Exercise task → Would you repeat the listing exactly but omit every picture?

Collected data entries:
====================

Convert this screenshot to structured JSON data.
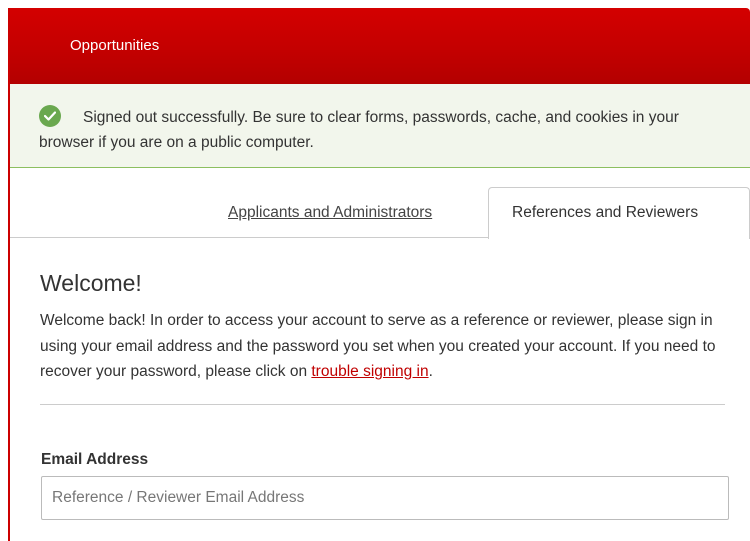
{
  "header": {
    "nav_item": "Opportunities"
  },
  "alert": {
    "icon": "check-circle-icon",
    "message": "Signed out successfully. Be sure to clear forms, passwords, cache, and cookies in your browser if you are on a public computer."
  },
  "tabs": [
    {
      "label": "Applicants and Administrators",
      "active": false
    },
    {
      "label": "References and Reviewers",
      "active": true
    }
  ],
  "welcome": {
    "title": "Welcome!",
    "body": "Welcome back! In order to access your account to serve as a reference or reviewer, please sign in using your email address and the password you set when you created your account. If you need to recover your password, please click on ",
    "link": "trouble signing in",
    "tail": "."
  },
  "form": {
    "email_label": "Email Address",
    "email_placeholder": "Reference / Reviewer Email Address",
    "email_value": ""
  },
  "colors": {
    "brand_red": "#cc0000",
    "success_green": "#6aa84f",
    "alert_background": "#f2f6ec"
  }
}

====================

Result of the task →
Convert this screenshot to structured JSON data.
{
  "header": {
    "nav_item": "Opportunities"
  },
  "alert": {
    "icon": "check-circle-icon",
    "message": "Signed out successfully. Be sure to clear forms, passwords, cache, and cookies in your browser if you are on a public computer."
  },
  "tabs": [
    {
      "label": "Applicants and Administrators",
      "active": false
    },
    {
      "label": "References and Reviewers",
      "active": true
    }
  ],
  "welcome": {
    "title": "Welcome!",
    "body": "Welcome back! In order to access your account to serve as a reference or reviewer, please sign in using your email address and the password you set when you created your account. If you need to recover your password, please click on ",
    "link": "trouble signing in",
    "tail": "."
  },
  "form": {
    "email_label": "Email Address",
    "email_placeholder": "Reference / Reviewer Email Address",
    "email_value": ""
  },
  "colors": {
    "brand_red": "#cc0000",
    "success_green": "#6aa84f",
    "alert_background": "#f2f6ec"
  }
}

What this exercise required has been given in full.